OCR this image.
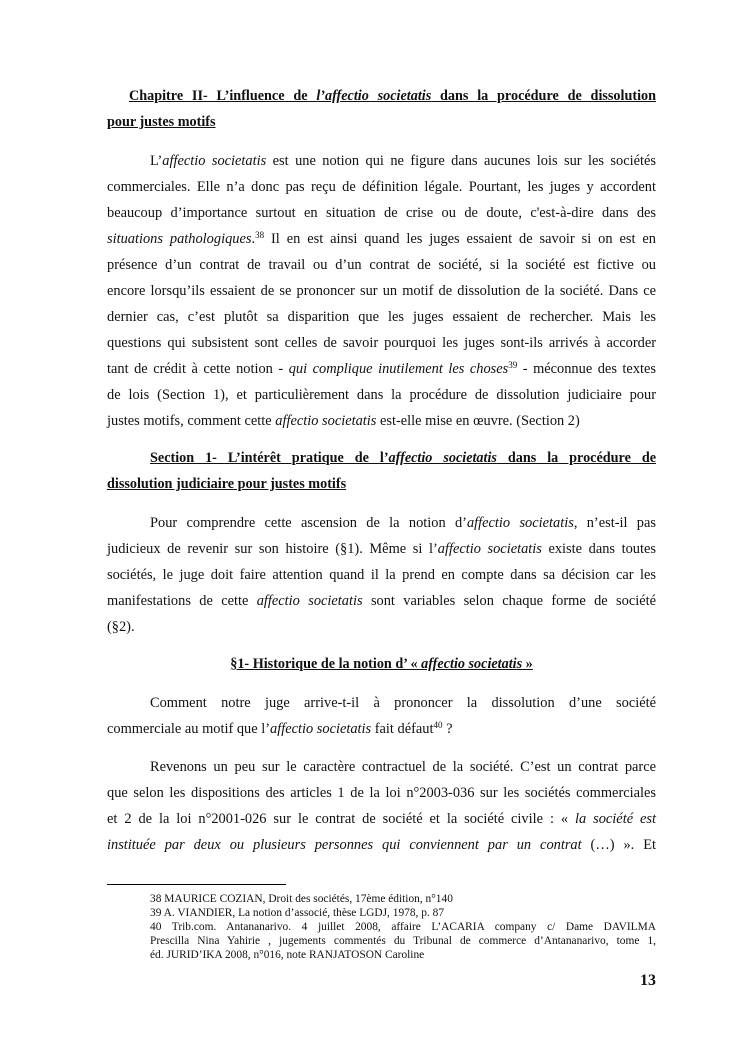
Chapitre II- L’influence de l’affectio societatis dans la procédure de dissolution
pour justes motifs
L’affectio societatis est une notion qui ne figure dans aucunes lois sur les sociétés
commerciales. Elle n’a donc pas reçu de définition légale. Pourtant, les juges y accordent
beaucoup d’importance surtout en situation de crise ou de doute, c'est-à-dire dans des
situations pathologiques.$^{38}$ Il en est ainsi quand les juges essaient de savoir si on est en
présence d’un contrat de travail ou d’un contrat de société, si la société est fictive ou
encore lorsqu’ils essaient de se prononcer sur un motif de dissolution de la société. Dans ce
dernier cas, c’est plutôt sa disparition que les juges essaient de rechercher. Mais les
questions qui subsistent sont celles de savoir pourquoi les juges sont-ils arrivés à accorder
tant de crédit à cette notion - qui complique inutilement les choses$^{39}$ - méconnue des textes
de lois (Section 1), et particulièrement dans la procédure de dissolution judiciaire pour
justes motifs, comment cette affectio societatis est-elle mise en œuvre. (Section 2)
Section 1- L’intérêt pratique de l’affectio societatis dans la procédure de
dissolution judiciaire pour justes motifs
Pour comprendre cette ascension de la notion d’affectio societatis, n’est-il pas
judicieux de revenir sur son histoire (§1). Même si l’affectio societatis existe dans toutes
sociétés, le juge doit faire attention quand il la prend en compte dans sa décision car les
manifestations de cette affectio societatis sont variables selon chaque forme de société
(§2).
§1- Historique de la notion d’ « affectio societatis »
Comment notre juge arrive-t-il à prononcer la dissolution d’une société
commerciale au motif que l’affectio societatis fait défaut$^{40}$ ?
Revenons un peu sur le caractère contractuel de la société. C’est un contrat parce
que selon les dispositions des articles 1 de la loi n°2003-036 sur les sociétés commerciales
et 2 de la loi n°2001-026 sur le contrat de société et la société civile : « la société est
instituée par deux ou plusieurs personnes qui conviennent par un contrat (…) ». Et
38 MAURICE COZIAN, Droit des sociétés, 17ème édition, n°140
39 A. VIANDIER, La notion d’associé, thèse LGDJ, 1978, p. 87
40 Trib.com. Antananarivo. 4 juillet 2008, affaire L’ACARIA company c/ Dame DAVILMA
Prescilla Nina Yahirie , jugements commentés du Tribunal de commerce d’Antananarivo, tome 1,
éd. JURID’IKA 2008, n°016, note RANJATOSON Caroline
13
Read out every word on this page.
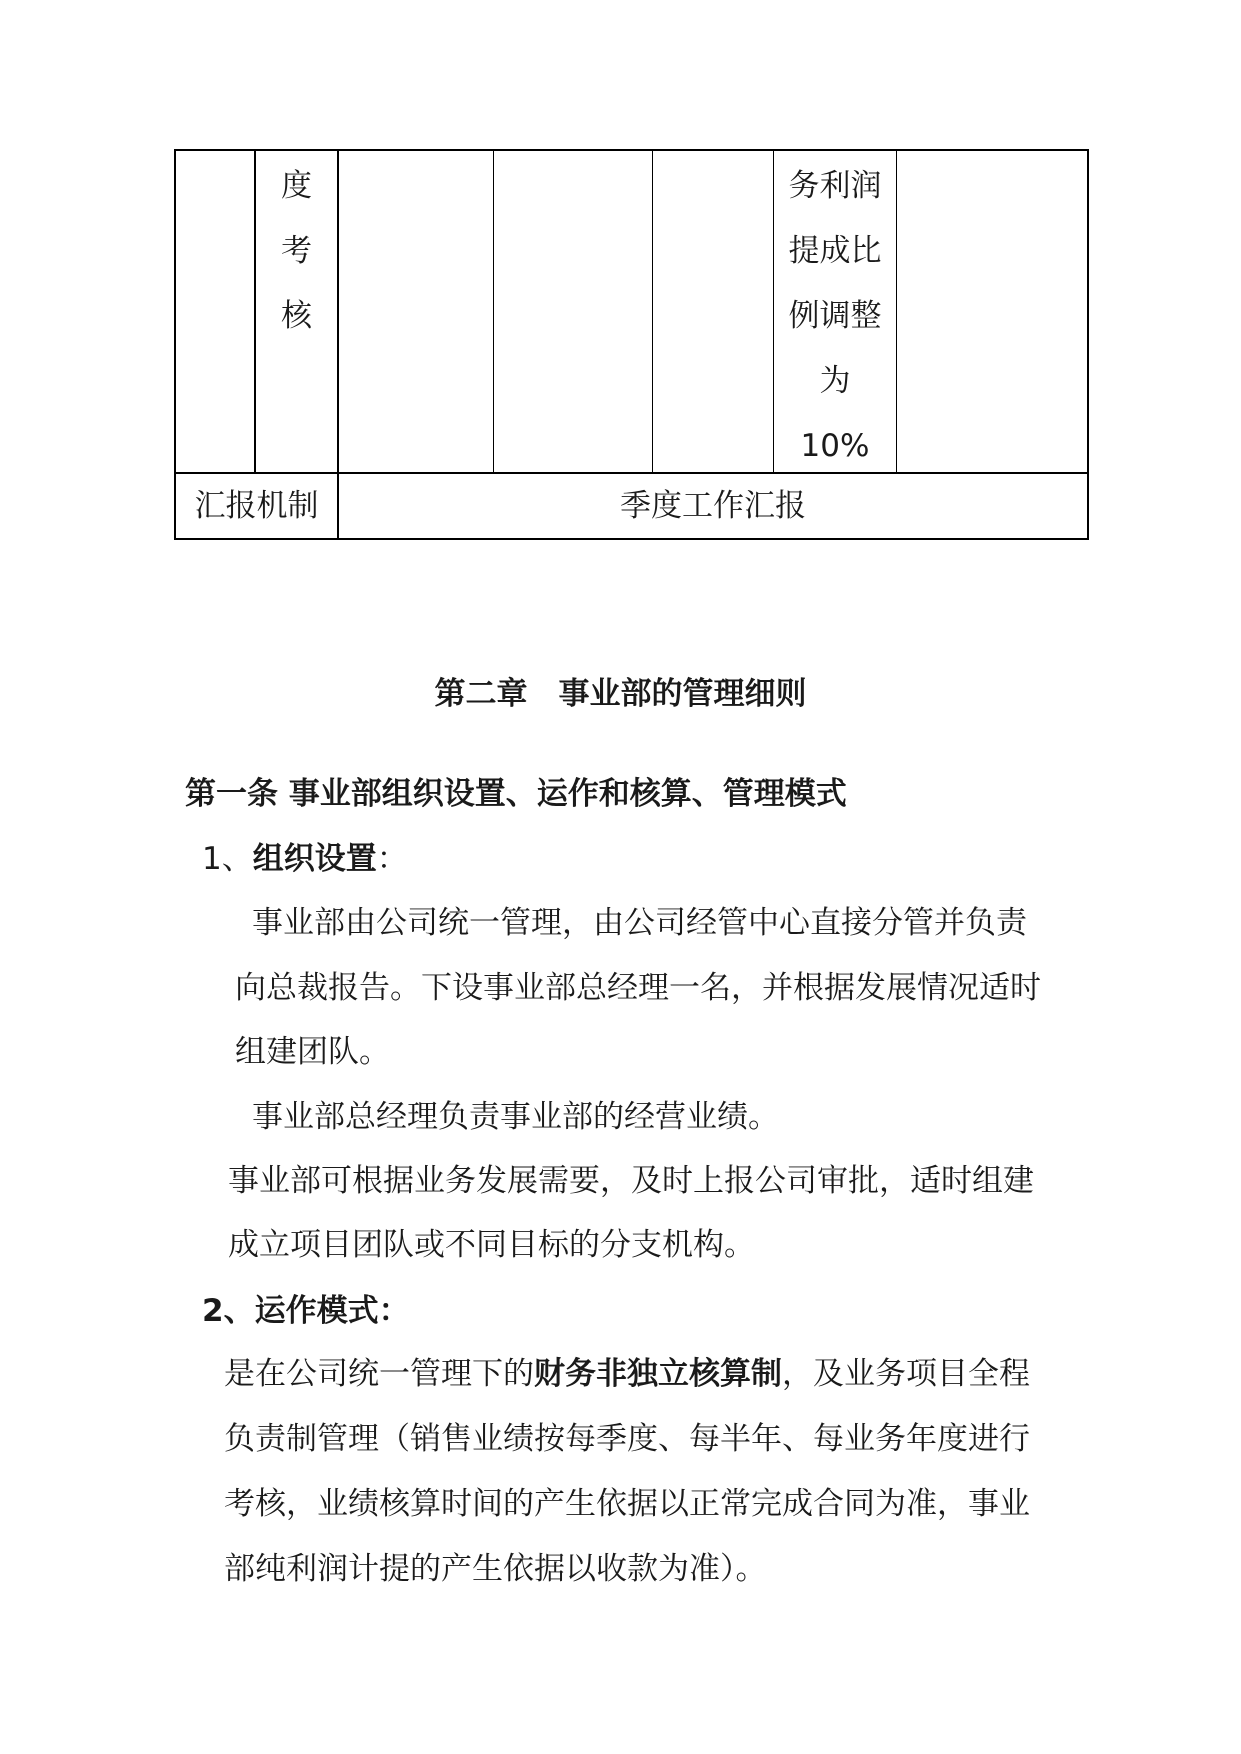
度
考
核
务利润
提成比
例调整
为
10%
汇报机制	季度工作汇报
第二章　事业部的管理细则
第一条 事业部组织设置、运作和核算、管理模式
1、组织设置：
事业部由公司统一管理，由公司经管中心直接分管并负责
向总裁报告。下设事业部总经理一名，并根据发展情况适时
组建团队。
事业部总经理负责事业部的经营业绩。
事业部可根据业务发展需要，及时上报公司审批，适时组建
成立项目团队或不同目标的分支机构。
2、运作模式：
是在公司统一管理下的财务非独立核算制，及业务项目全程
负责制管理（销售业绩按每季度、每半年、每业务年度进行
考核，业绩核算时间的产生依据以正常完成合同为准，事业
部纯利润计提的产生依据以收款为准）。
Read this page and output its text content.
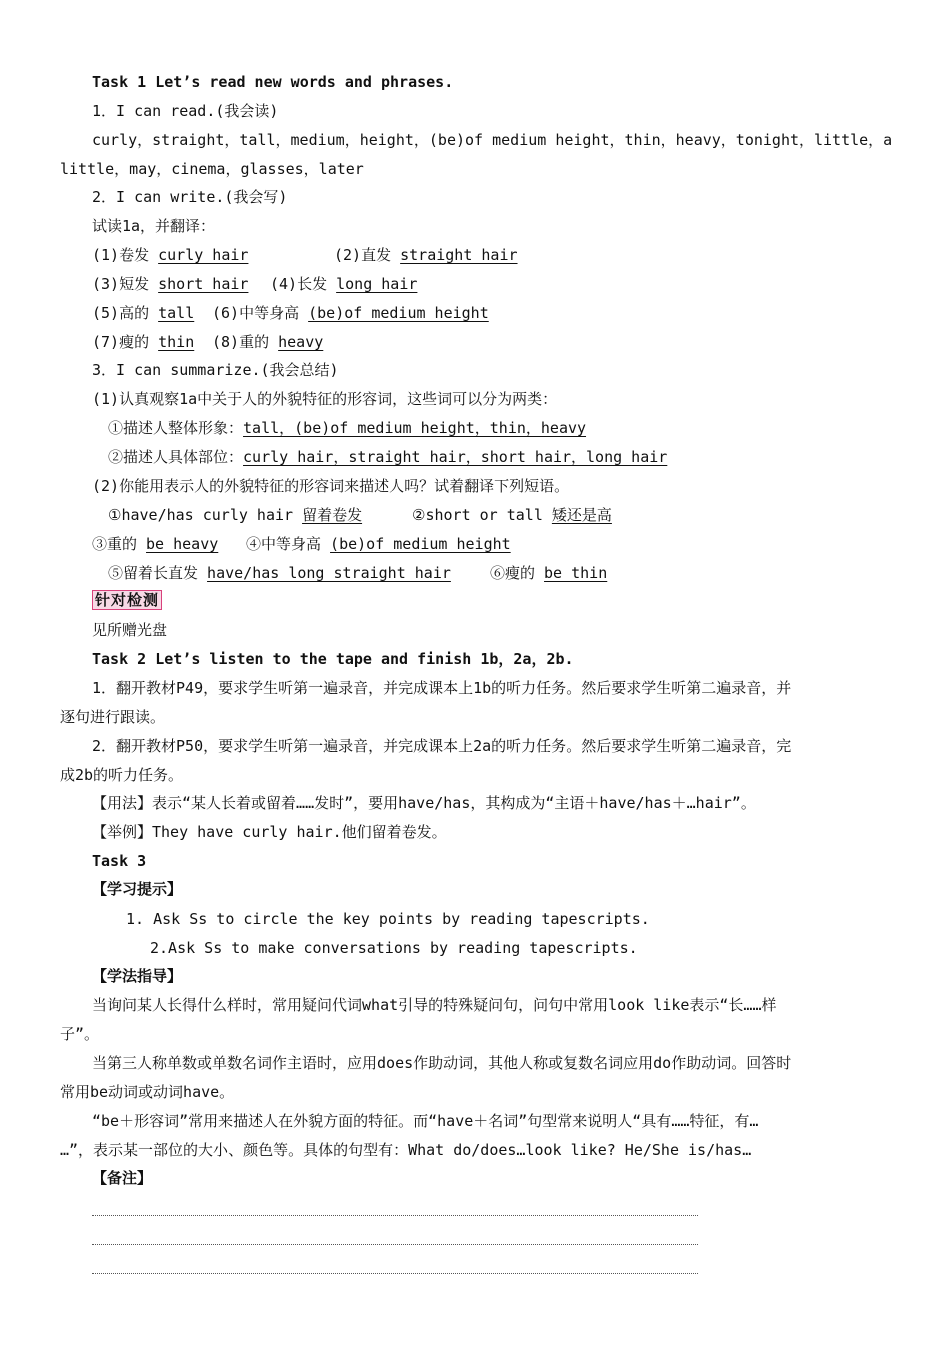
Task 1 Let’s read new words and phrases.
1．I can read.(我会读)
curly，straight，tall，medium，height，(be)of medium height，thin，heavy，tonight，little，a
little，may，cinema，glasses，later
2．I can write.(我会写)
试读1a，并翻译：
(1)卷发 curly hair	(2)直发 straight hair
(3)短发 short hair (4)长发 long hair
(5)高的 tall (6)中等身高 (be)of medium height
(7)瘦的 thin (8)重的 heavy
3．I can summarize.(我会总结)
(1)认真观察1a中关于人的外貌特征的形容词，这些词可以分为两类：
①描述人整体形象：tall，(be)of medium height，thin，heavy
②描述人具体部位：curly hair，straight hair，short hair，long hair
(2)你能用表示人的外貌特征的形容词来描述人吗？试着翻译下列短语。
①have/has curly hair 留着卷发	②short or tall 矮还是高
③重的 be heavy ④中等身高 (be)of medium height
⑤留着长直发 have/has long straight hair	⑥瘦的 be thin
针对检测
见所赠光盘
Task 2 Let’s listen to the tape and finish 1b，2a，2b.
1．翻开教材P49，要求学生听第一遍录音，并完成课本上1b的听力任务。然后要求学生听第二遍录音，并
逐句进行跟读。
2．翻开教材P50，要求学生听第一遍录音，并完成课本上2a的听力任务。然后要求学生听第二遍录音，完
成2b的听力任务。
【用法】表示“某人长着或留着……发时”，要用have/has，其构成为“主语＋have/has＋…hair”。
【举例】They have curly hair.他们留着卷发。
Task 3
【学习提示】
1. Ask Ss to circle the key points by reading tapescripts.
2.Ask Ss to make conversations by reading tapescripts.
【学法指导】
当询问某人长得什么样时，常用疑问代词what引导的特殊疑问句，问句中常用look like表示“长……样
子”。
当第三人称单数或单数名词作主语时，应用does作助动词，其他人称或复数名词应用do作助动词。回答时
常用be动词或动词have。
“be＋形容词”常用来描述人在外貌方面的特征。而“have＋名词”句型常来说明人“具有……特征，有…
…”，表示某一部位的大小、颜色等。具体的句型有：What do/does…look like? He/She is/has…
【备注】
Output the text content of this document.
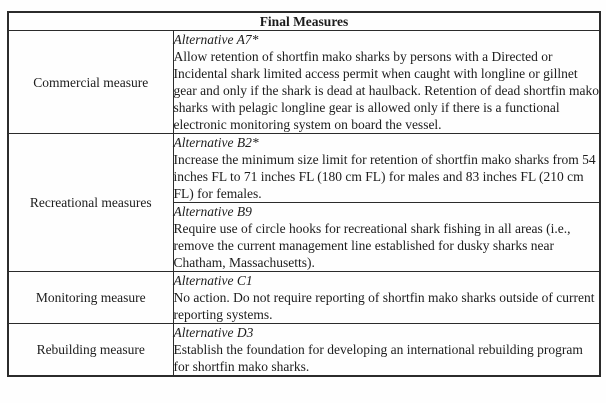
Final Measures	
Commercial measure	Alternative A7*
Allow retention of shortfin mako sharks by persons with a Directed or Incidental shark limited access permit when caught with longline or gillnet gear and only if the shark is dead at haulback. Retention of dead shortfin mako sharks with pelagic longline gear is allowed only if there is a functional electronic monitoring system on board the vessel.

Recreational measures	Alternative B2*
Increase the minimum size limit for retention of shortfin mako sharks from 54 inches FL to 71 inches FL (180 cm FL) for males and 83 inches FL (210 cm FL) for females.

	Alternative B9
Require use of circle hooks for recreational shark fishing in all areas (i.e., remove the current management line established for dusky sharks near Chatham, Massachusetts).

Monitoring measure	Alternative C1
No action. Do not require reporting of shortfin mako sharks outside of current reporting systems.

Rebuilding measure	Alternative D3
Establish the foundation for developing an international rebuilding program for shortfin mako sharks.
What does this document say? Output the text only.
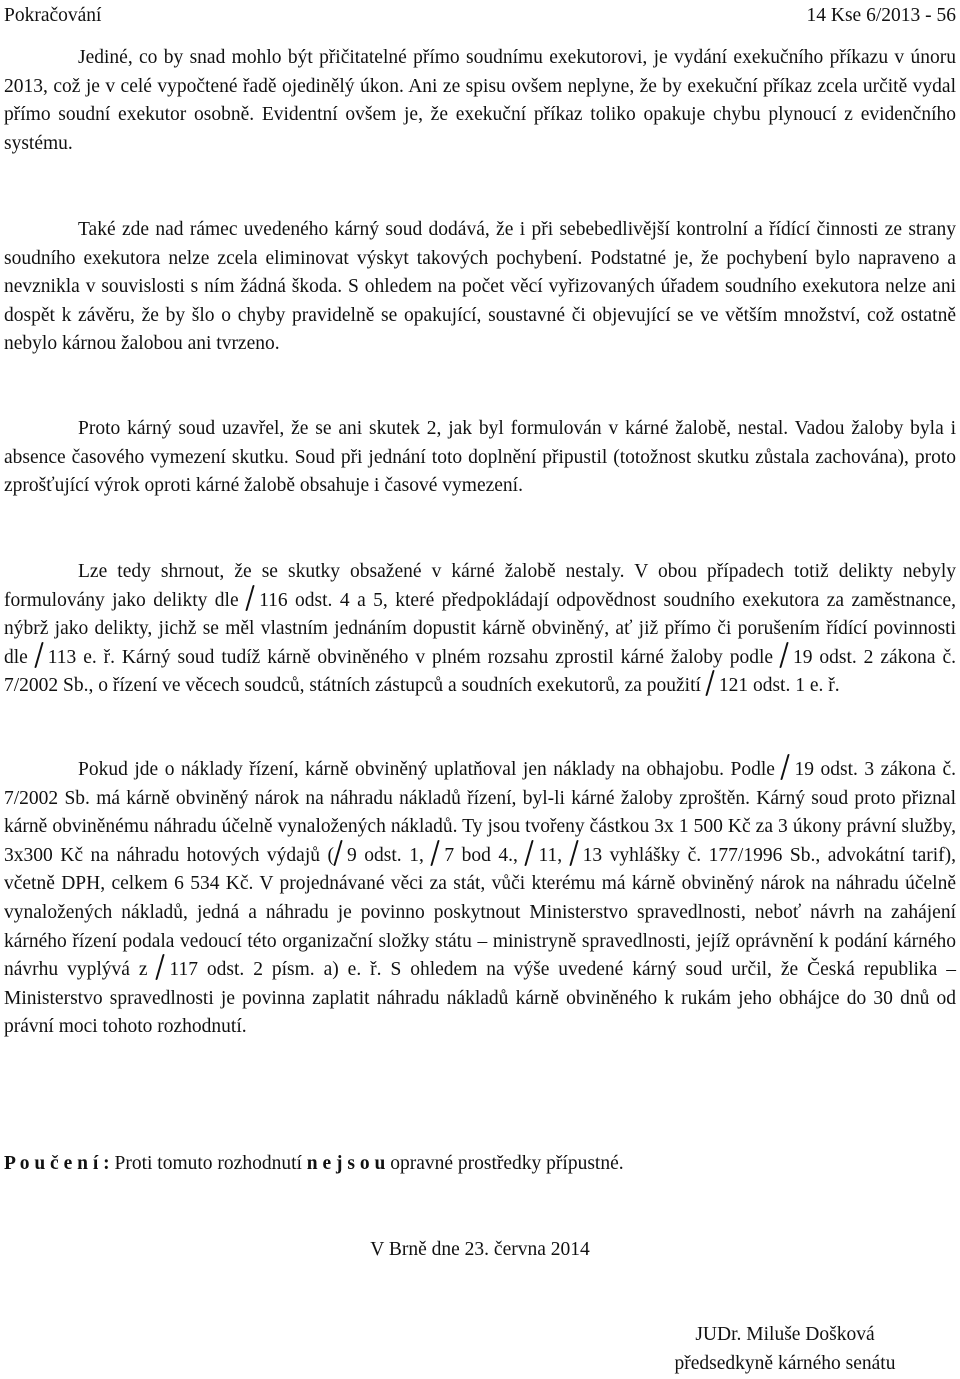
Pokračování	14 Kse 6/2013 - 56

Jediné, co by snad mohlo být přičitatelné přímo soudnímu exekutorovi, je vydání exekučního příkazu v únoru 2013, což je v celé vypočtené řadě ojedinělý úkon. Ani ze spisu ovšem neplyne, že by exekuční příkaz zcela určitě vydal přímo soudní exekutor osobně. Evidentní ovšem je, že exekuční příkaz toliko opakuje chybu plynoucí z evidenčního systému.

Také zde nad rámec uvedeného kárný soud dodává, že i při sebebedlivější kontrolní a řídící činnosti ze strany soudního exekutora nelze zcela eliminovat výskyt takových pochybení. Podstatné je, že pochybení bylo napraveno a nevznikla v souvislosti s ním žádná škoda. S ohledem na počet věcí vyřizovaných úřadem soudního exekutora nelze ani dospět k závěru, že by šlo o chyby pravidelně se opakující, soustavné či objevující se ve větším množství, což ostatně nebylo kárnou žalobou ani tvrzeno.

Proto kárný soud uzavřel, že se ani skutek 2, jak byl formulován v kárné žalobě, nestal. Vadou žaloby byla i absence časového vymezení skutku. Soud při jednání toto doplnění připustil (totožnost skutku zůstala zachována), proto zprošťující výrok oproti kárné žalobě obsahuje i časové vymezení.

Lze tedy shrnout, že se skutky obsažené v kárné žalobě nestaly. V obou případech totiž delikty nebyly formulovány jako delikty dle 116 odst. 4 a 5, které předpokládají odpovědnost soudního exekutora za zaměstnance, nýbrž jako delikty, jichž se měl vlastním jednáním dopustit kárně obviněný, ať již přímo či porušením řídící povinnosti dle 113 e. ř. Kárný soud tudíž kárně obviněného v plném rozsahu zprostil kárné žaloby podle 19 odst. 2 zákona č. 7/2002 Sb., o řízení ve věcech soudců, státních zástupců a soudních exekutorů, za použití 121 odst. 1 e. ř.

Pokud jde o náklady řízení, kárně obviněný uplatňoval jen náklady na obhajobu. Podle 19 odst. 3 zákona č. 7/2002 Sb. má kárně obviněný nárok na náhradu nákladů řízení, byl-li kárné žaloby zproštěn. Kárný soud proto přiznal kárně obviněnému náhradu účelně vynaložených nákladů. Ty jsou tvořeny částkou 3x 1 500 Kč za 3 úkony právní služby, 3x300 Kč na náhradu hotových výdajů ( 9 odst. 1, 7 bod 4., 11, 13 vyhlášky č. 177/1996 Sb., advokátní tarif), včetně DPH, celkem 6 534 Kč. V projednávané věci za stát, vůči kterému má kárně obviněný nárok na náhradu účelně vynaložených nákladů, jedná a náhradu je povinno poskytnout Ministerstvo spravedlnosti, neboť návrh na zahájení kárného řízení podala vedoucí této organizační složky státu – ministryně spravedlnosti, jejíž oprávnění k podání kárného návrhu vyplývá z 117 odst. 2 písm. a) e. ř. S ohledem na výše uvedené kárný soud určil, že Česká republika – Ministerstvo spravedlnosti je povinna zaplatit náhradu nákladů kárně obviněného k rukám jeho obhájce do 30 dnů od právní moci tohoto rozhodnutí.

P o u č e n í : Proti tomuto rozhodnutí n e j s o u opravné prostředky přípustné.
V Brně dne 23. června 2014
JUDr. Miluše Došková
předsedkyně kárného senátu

━━━━

*Task brief*: Copy out the lines that hold "kárně".

*Task result*:
Lze tedy shrnout, že se skutky obsažené v kárné žalobě nestaly. V obou případech totiž delikty nebyly formulovány jako delikty dle 116 odst. 4 a 5, které předpokládají odpovědnost soudního exekutora za zaměstnance, nýbrž jako delikty, jichž se měl vlastním jednáním dopustit kárně obviněný, ať již přímo či porušením řídící povinnosti dle 113 e. ř. Kárný soud tudíž kárně obviněného v plném rozsahu zprostil kárné žaloby podle 19 odst. 2 zákona č. 7/2002 Sb., o řízení ve věcech soudců, státních zástupců a soudních exekutorů, za použití 121 odst. 1 e. ř.
Pokud jde o náklady řízení, kárně obviněný uplatňoval jen náklady na obhajobu. Podle 19 odst. 3 zákona č. 7/2002 Sb. má kárně obviněný nárok na náhradu nákladů řízení, byl-li kárné žaloby zproštěn. Kárný soud proto přiznal kárně obviněnému náhradu účelně vynaložených nákladů. Ty jsou tvořeny částkou 3x 1 500 Kč za 3 úkony právní služby, 3x300 Kč na náhradu hotových výdajů ( 9 odst. 1, 7 bod 4., 11, 13 vyhlášky č. 177/1996 Sb., advokátní tarif), včetně DPH, celkem 6 534 Kč. V projednávané věci za stát, vůči kterému má kárně obviněný nárok na náhradu účelně vynaložených nákladů, jedná a náhradu je povinno poskytnout Ministerstvo spravedlnosti, neboť návrh na zahájení kárného řízení podala vedoucí této organizační složky státu – ministryně spravedlnosti, jejíž oprávnění k podání kárného návrhu vyplývá z 117 odst. 2 písm. a) e. ř. S ohledem na výše uvedené kárný soud určil, že Česká republika – Ministerstvo spravedlnosti je povinna zaplatit náhradu nákladů kárně obviněného k rukám jeho obhájce do 30 dnů od právní moci tohoto rozhodnutí.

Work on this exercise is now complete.